### What you need to do
From the records, pick out and copy each line containing "hoặc".

###

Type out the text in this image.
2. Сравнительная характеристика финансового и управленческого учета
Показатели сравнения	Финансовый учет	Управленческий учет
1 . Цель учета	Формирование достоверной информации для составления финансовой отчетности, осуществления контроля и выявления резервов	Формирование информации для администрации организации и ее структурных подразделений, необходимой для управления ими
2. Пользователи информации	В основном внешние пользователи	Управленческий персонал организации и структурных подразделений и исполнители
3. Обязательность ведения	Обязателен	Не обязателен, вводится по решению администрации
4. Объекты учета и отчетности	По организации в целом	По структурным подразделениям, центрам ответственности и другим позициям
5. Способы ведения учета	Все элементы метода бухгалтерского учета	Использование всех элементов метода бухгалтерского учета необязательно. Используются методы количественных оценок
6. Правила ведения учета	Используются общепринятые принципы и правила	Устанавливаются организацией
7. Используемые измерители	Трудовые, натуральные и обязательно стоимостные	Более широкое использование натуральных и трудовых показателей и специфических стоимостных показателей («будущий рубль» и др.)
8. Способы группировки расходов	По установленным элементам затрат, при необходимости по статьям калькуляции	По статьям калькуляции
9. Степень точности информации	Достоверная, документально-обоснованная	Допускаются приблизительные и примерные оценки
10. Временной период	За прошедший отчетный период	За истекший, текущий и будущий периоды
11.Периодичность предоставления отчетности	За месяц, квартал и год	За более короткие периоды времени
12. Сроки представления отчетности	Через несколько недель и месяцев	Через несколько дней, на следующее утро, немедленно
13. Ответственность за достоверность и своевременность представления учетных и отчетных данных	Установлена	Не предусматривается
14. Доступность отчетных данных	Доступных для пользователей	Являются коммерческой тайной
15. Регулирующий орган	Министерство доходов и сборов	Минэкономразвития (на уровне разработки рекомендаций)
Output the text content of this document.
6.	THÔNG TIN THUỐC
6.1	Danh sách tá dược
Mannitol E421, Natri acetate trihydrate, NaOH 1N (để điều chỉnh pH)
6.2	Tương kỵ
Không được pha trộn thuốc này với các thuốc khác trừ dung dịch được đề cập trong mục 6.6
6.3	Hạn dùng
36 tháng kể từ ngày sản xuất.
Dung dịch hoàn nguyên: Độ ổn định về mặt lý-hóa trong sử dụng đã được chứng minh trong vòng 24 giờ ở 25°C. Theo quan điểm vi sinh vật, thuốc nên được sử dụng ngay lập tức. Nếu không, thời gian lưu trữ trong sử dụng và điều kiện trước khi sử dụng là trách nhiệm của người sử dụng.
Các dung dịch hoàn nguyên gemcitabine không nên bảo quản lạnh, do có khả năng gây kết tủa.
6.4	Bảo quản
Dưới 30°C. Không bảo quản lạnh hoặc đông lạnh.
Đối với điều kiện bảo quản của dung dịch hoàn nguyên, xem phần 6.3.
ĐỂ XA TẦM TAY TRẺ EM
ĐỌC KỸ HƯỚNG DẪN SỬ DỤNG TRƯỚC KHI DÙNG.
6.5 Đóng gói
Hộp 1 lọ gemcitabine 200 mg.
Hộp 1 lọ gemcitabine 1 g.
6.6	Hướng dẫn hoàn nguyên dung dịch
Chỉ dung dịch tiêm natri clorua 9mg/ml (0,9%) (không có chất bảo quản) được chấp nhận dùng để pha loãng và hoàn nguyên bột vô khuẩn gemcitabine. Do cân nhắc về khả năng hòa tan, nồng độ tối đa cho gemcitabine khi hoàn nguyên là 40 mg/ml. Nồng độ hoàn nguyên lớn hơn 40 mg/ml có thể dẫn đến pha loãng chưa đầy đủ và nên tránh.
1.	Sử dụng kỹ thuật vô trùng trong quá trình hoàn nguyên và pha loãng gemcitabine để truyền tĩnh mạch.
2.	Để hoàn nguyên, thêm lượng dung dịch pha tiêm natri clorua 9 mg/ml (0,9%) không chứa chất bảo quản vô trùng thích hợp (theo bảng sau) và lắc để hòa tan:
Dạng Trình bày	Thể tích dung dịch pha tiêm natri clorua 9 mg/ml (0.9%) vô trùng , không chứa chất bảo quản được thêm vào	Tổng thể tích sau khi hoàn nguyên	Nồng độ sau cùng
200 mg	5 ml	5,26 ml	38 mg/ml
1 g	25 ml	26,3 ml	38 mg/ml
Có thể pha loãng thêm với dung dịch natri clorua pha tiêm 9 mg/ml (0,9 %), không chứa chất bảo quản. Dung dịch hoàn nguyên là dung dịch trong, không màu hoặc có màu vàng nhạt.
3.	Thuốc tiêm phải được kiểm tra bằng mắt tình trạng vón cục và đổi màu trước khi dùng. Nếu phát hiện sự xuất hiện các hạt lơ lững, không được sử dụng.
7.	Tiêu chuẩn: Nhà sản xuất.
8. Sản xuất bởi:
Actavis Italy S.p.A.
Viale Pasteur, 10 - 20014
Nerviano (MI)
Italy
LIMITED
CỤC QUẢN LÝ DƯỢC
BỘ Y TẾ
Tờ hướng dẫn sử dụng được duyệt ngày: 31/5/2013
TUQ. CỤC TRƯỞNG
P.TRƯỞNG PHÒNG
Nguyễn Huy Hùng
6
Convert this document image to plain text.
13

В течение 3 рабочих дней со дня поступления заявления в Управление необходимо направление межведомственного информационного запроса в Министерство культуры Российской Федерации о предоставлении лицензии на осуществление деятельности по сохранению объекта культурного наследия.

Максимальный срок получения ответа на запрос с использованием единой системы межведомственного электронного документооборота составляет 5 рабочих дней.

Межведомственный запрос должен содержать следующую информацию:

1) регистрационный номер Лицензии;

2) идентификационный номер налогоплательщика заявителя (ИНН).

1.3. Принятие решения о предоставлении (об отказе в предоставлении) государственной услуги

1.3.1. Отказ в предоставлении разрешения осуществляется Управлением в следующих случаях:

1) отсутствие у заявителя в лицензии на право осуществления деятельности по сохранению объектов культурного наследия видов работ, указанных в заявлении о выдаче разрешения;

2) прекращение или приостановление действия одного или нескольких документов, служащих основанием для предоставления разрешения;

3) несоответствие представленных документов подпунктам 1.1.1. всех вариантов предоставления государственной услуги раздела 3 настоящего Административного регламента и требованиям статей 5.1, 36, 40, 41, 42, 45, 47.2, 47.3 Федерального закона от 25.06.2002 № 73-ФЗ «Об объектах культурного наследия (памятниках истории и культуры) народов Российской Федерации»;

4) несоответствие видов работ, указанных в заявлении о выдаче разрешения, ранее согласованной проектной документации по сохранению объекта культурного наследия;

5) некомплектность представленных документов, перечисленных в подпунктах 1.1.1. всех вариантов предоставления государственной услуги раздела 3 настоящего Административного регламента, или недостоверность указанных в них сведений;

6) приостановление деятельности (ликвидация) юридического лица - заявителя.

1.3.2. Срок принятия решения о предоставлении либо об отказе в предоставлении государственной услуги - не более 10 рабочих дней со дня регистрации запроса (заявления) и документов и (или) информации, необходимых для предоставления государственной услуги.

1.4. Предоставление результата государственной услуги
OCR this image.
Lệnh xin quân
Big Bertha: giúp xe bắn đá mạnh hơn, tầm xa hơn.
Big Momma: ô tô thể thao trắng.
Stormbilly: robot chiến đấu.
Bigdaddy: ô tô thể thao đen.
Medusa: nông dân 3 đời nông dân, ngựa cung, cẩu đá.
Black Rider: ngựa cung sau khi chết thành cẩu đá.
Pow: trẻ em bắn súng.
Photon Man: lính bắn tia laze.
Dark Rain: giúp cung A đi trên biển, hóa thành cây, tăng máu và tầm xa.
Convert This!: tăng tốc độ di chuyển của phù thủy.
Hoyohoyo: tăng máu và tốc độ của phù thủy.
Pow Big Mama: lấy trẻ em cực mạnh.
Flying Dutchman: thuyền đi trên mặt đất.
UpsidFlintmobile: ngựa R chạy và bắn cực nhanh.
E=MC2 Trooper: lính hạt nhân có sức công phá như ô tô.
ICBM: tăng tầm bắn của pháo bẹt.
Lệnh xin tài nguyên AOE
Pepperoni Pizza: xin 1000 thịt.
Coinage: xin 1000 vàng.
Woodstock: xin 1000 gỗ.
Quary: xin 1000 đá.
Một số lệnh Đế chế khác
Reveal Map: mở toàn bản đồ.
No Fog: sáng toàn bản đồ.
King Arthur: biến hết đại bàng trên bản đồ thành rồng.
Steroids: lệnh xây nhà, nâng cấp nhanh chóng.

###

### Result
Dưới 30°C. Không bảo quản lạnh hoặc đông lạnh.
Có thể pha loãng thêm với dung dịch natri clorua pha tiêm 9 mg/ml (0,9 %), không chứa chất bảo quản. Dung dịch hoàn nguyên là dung dịch trong, không màu hoặc có màu vàng nhạt.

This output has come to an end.